What you have to do: Print all entries precisely as they are written.

Information provided:
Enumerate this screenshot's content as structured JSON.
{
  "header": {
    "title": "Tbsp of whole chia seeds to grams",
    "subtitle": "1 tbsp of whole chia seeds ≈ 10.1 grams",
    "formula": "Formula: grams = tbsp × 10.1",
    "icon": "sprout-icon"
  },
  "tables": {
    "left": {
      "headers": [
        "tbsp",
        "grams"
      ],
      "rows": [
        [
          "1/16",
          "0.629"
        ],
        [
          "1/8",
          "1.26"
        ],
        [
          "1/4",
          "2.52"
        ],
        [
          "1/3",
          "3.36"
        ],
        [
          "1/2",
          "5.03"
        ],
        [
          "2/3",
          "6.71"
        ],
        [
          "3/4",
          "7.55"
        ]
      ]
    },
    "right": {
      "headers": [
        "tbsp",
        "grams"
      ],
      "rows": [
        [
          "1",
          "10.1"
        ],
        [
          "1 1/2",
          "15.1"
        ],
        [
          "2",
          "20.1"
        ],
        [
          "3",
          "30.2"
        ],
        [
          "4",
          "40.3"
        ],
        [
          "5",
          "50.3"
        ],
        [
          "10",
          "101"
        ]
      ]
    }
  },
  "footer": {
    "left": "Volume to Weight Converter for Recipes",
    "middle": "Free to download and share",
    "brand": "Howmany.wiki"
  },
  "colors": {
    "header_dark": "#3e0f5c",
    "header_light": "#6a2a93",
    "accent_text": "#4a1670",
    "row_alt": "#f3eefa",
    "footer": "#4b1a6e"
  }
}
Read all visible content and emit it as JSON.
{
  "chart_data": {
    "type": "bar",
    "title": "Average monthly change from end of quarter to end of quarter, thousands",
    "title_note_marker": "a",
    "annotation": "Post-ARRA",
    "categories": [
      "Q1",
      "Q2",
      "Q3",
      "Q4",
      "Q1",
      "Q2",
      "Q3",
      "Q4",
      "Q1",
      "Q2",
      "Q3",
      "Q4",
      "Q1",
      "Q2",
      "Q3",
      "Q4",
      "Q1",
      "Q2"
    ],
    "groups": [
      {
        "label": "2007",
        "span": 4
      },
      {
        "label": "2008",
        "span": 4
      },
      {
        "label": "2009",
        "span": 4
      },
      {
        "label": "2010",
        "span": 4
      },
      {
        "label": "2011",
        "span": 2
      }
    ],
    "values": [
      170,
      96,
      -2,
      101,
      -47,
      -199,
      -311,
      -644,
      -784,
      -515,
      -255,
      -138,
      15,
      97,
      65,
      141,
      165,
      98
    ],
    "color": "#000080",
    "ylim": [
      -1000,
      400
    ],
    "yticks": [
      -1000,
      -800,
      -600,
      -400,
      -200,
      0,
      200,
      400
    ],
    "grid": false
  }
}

Worked answer:
Enumerate this screenshot's content as structured JSON.
{
  "header": {
    "title": "Tbsp of whole chia seeds to grams",
    "subtitle": "1 tbsp of whole chia seeds ≈ 10.1 grams",
    "formula": "Formula: grams = tbsp × 10.1",
    "icon": "sprout-icon"
  },
  "tables": {
    "left": {
      "headers": [
        "tbsp",
        "grams"
      ],
      "rows": [
        [
          "1/16",
          "0.629"
        ],
        [
          "1/8",
          "1.26"
        ],
        [
          "1/4",
          "2.52"
        ],
        [
          "1/3",
          "3.36"
        ],
        [
          "1/2",
          "5.03"
        ],
        [
          "2/3",
          "6.71"
        ],
        [
          "3/4",
          "7.55"
        ]
      ]
    },
    "right": {
      "headers": [
        "tbsp",
        "grams"
      ],
      "rows": [
        [
          "1",
          "10.1"
        ],
        [
          "1 1/2",
          "15.1"
        ],
        [
          "2",
          "20.1"
        ],
        [
          "3",
          "30.2"
        ],
        [
          "4",
          "40.3"
        ],
        [
          "5",
          "50.3"
        ],
        [
          "10",
          "101"
        ]
      ]
    }
  },
  "footer": {
    "left": "Volume to Weight Converter for Recipes",
    "middle": "Free to download and share",
    "brand": "Howmany.wiki"
  },
  "colors": {
    "header_dark": "#3e0f5c",
    "header_light": "#6a2a93",
    "accent_text": "#4a1670",
    "row_alt": "#f3eefa",
    "footer": "#4b1a6e"
  }
}
Read all visible content and emit it as JSON.
{
  "chart_data": {
    "type": "bar",
    "title": "Average monthly change from end of quarter to end of quarter, thousands",
    "title_note_marker": "a",
    "annotation": "Post-ARRA",
    "categories": [
      "Q1",
      "Q2",
      "Q3",
      "Q4",
      "Q1",
      "Q2",
      "Q3",
      "Q4",
      "Q1",
      "Q2",
      "Q3",
      "Q4",
      "Q1",
      "Q2",
      "Q3",
      "Q4",
      "Q1",
      "Q2"
    ],
    "groups": [
      {
        "label": "2007",
        "span": 4
      },
      {
        "label": "2008",
        "span": 4
      },
      {
        "label": "2009",
        "span": 4
      },
      {
        "label": "2010",
        "span": 4
      },
      {
        "label": "2011",
        "span": 2
      }
    ],
    "values": [
      170,
      96,
      -2,
      101,
      -47,
      -199,
      -311,
      -644,
      -784,
      -515,
      -255,
      -138,
      15,
      97,
      65,
      141,
      165,
      98
    ],
    "color": "#000080",
    "ylim": [
      -1000,
      400
    ],
    "yticks": [
      -1000,
      -800,
      -600,
      -400,
      -200,
      0,
      200,
      400
    ],
    "grid": false
  }
}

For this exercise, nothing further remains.